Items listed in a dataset
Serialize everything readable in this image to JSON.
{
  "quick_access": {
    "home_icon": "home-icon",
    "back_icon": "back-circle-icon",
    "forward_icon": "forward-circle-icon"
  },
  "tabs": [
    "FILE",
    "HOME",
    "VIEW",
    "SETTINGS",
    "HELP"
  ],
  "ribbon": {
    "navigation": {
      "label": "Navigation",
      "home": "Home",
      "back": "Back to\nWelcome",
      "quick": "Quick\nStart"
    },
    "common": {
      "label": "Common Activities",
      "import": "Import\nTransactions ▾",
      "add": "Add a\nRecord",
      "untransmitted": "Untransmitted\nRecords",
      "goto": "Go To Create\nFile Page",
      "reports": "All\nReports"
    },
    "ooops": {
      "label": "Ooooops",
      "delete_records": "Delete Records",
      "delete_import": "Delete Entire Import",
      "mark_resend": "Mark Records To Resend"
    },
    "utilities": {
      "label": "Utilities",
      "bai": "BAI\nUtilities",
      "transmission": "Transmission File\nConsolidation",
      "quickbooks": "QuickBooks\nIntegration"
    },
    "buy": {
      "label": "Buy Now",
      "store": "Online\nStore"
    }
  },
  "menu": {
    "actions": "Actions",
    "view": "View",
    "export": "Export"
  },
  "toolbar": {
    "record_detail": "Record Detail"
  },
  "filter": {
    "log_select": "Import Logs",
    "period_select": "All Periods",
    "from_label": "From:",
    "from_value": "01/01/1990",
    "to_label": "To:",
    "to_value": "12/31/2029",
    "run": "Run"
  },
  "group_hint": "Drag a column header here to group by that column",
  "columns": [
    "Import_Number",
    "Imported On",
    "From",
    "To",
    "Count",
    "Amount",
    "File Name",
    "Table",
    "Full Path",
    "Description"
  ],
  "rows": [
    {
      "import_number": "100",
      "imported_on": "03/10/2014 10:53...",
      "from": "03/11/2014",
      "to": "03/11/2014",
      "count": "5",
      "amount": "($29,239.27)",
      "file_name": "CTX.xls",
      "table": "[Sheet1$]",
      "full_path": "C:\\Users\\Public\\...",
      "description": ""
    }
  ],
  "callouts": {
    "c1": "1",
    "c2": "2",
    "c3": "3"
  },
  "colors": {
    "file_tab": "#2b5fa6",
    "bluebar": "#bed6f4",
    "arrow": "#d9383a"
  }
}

_STATED TASK_:
Check each line of the records for the word "circle" and extract those that contain it.

_RESPONSE BELOW_:
    "back_icon": "back-circle-icon",
    "forward_icon": "forward-circle-icon"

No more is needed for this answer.